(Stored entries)

----

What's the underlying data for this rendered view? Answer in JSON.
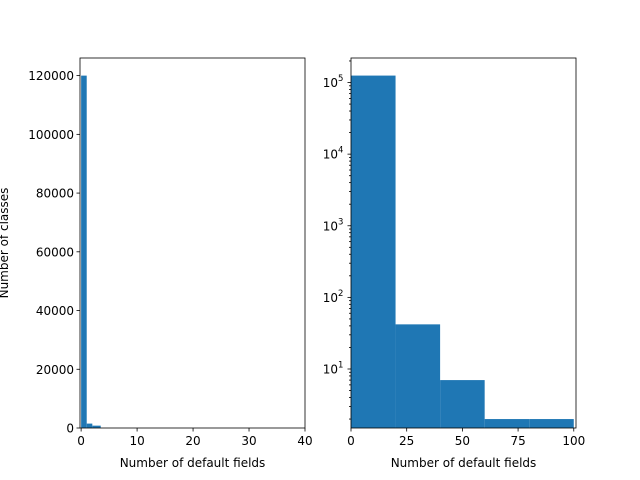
{
  "colors": {
    "bar": "#1f77b4"
  },
  "chart_data": [
    {
      "type": "bar",
      "subtype": "histogram",
      "title": "",
      "xlabel": "Number of default fields",
      "ylabel": "Number of classes",
      "xlim": [
        -0.2,
        40
      ],
      "ylim": [
        0,
        126000
      ],
      "yscale": "linear",
      "xticks": [
        0,
        10,
        20,
        30,
        40
      ],
      "xtick_labels": [
        "0",
        "10",
        "20",
        "30",
        "40"
      ],
      "yticks": [
        0,
        20000,
        40000,
        60000,
        80000,
        100000,
        120000
      ],
      "ytick_labels": [
        "0",
        "20000",
        "40000",
        "60000",
        "80000",
        "100000",
        "120000"
      ],
      "bins": [
        {
          "x0": 0,
          "x1": 1,
          "value": 120000
        },
        {
          "x0": 1,
          "x1": 2,
          "value": 1500
        },
        {
          "x0": 2,
          "x1": 3.5,
          "value": 800
        },
        {
          "x0": 3.5,
          "x1": 4.5,
          "value": 0
        }
      ],
      "grid": false
    },
    {
      "type": "bar",
      "subtype": "histogram",
      "title": "",
      "xlabel": "Number of default fields",
      "ylabel": "",
      "xlim": [
        0,
        101
      ],
      "ylim": [
        1.5,
        220000
      ],
      "yscale": "log",
      "xticks": [
        0,
        25,
        50,
        75,
        100
      ],
      "xtick_labels": [
        "0",
        "25",
        "50",
        "75",
        "100"
      ],
      "yticks": [
        10,
        100,
        1000,
        10000,
        100000
      ],
      "ytick_labels": [
        {
          "base": "10",
          "exp": "1"
        },
        {
          "base": "10",
          "exp": "2"
        },
        {
          "base": "10",
          "exp": "3"
        },
        {
          "base": "10",
          "exp": "4"
        },
        {
          "base": "10",
          "exp": "5"
        }
      ],
      "bins": [
        {
          "x0": 0,
          "x1": 20,
          "value": 125000
        },
        {
          "x0": 20,
          "x1": 40,
          "value": 42
        },
        {
          "x0": 40,
          "x1": 60,
          "value": 7
        },
        {
          "x0": 60,
          "x1": 80,
          "value": 2
        },
        {
          "x0": 80,
          "x1": 100,
          "value": 2
        }
      ],
      "grid": false
    }
  ]
}
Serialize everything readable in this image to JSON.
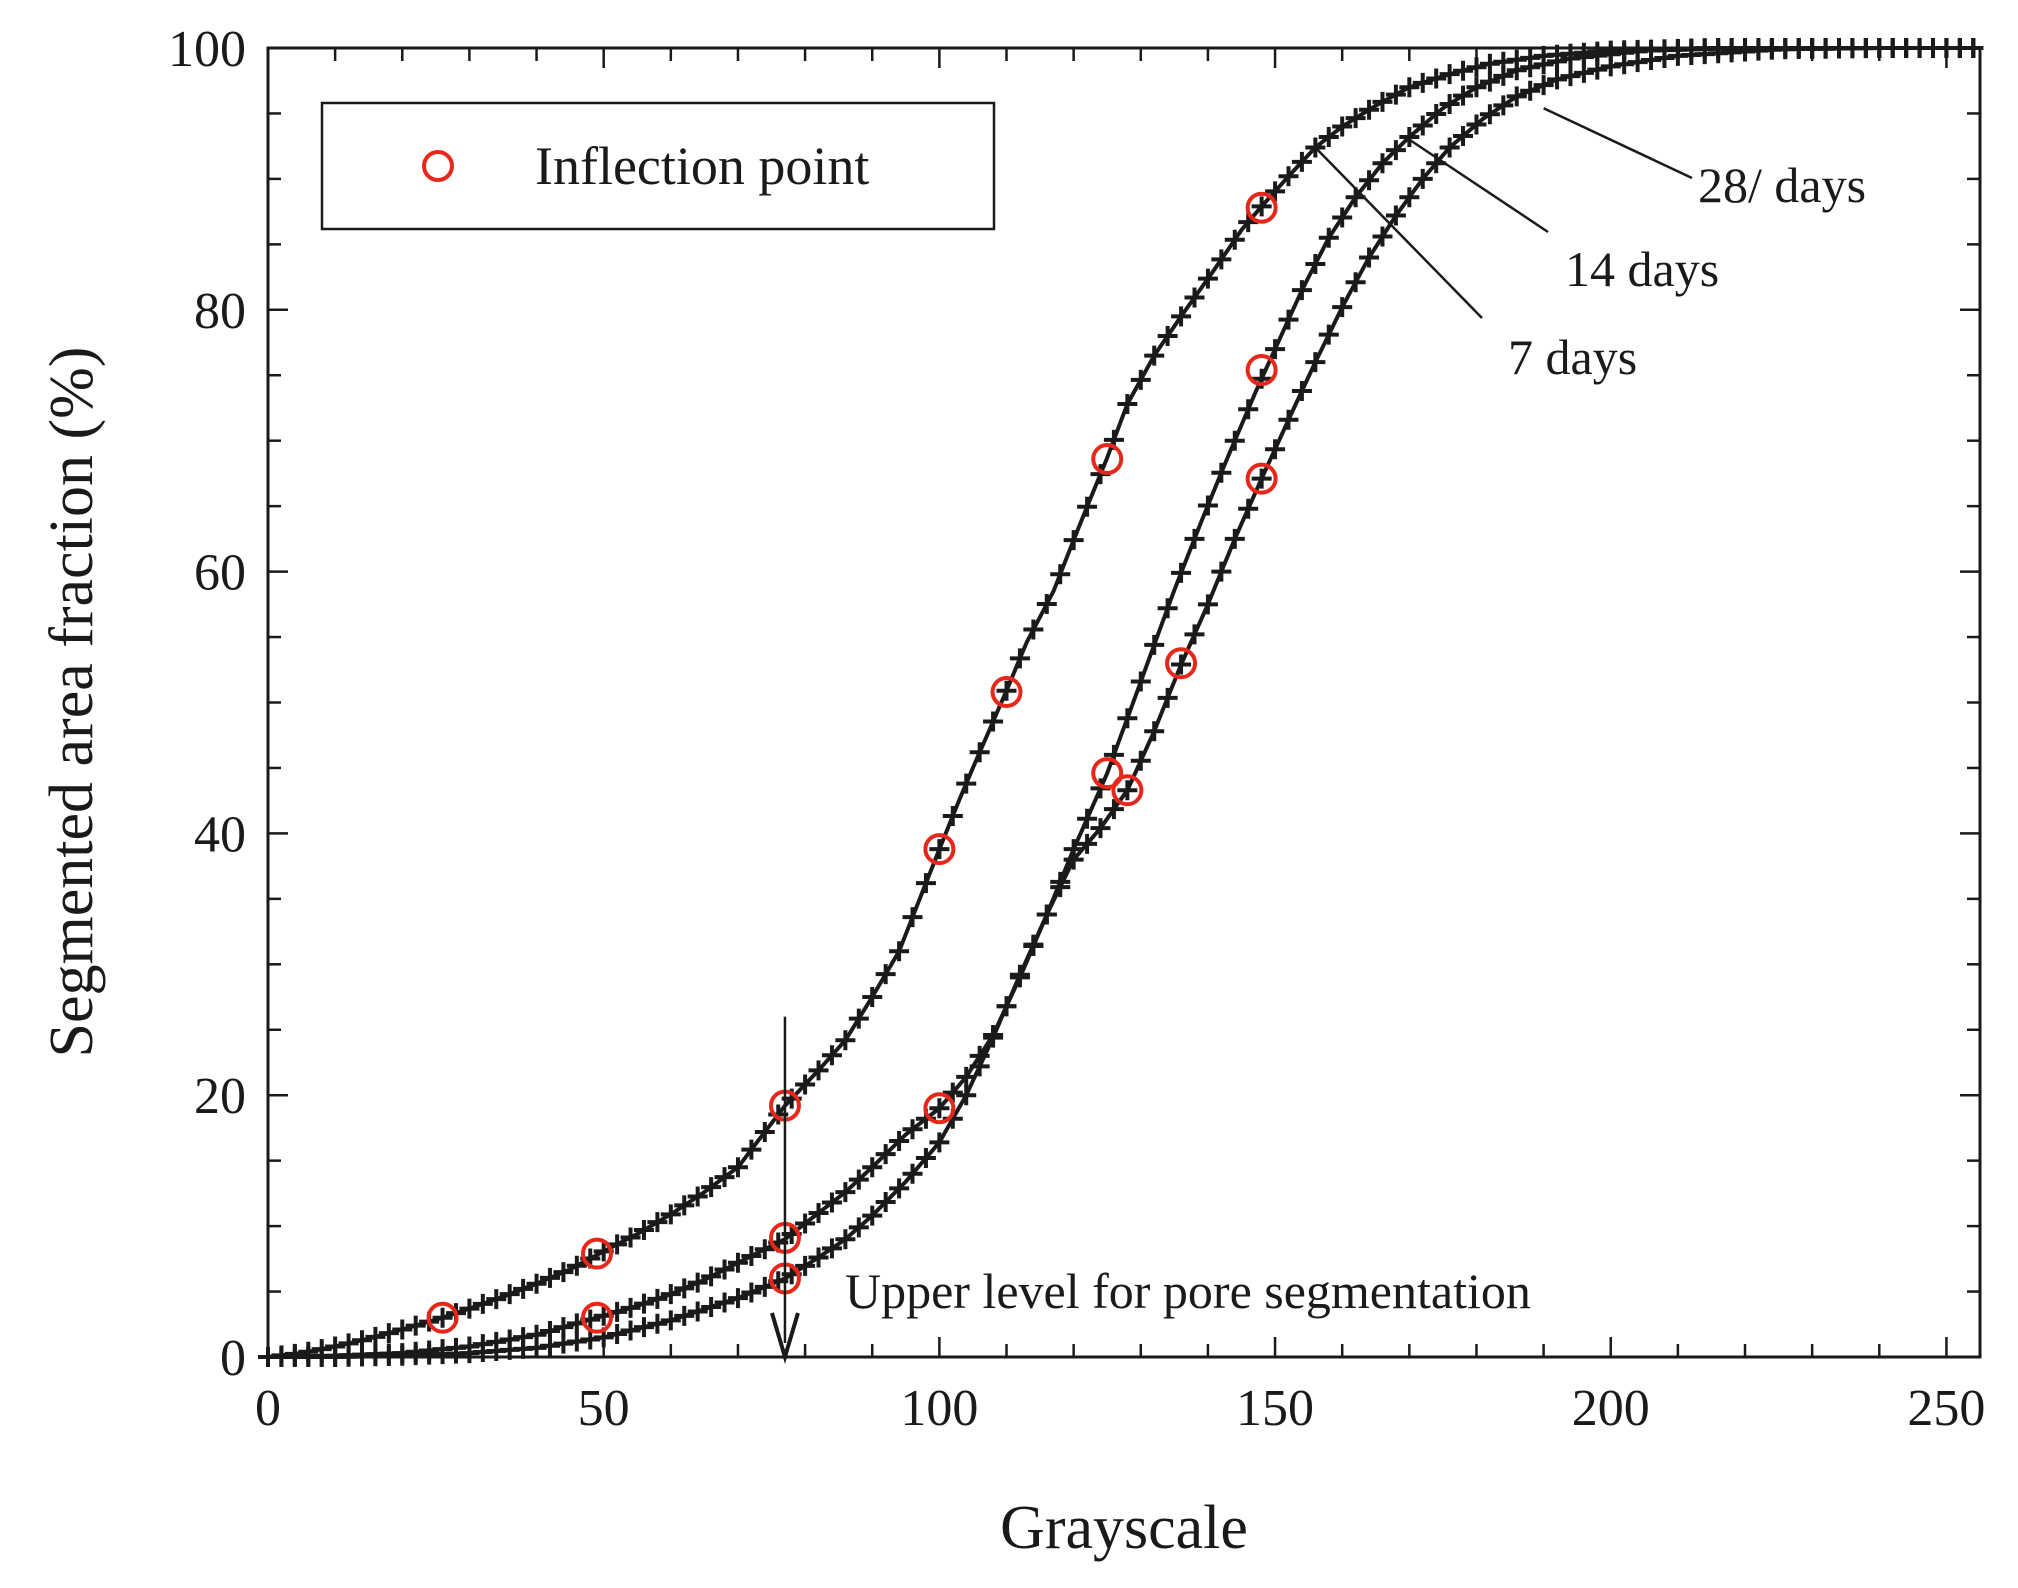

----

• **WRITTEN EXERCISE**: Repeat the records above exactly, omitting every picture.

• **RESPONSE TO THE EXERCISE**:
What's the underlying data for this rendered view? Answer in JSON.
{
  "colors": {
    "bar": "#1f77b4"
  },
  "chart_data": [
    {
      "type": "bar",
      "subtype": "histogram",
      "title": "",
      "xlabel": "Number of default fields",
      "ylabel": "Number of classes",
      "xlim": [
        -0.2,
        40
      ],
      "ylim": [
        0,
        126000
      ],
      "yscale": "linear",
      "xticks": [
        0,
        10,
        20,
        30,
        40
      ],
      "xtick_labels": [
        "0",
        "10",
        "20",
        "30",
        "40"
      ],
      "yticks": [
        0,
        20000,
        40000,
        60000,
        80000,
        100000,
        120000
      ],
      "ytick_labels": [
        "0",
        "20000",
        "40000",
        "60000",
        "80000",
        "100000",
        "120000"
      ],
      "bins": [
        {
          "x0": 0,
          "x1": 1,
          "value": 120000
        },
        {
          "x0": 1,
          "x1": 2,
          "value": 1500
        },
        {
          "x0": 2,
          "x1": 3.5,
          "value": 800
        },
        {
          "x0": 3.5,
          "x1": 4.5,
          "value": 0
        }
      ],
      "grid": false
    },
    {
      "type": "bar",
      "subtype": "histogram",
      "title": "",
      "xlabel": "Number of default fields",
      "ylabel": "",
      "xlim": [
        0,
        101
      ],
      "ylim": [
        1.5,
        220000
      ],
      "yscale": "log",
      "xticks": [
        0,
        25,
        50,
        75,
        100
      ],
      "xtick_labels": [
        "0",
        "25",
        "50",
        "75",
        "100"
      ],
      "yticks": [
        10,
        100,
        1000,
        10000,
        100000
      ],
      "ytick_labels": [
        {
          "base": "10",
          "exp": "1"
        },
        {
          "base": "10",
          "exp": "2"
        },
        {
          "base": "10",
          "exp": "3"
        },
        {
          "base": "10",
          "exp": "4"
        },
        {
          "base": "10",
          "exp": "5"
        }
      ],
      "bins": [
        {
          "x0": 0,
          "x1": 20,
          "value": 125000
        },
        {
          "x0": 20,
          "x1": 40,
          "value": 42
        },
        {
          "x0": 40,
          "x1": 60,
          "value": 7
        },
        {
          "x0": 60,
          "x1": 80,
          "value": 2
        },
        {
          "x0": 80,
          "x1": 100,
          "value": 2
        }
      ],
      "grid": false
    }
  ]
}
Serialize everything readable in this image to JSON.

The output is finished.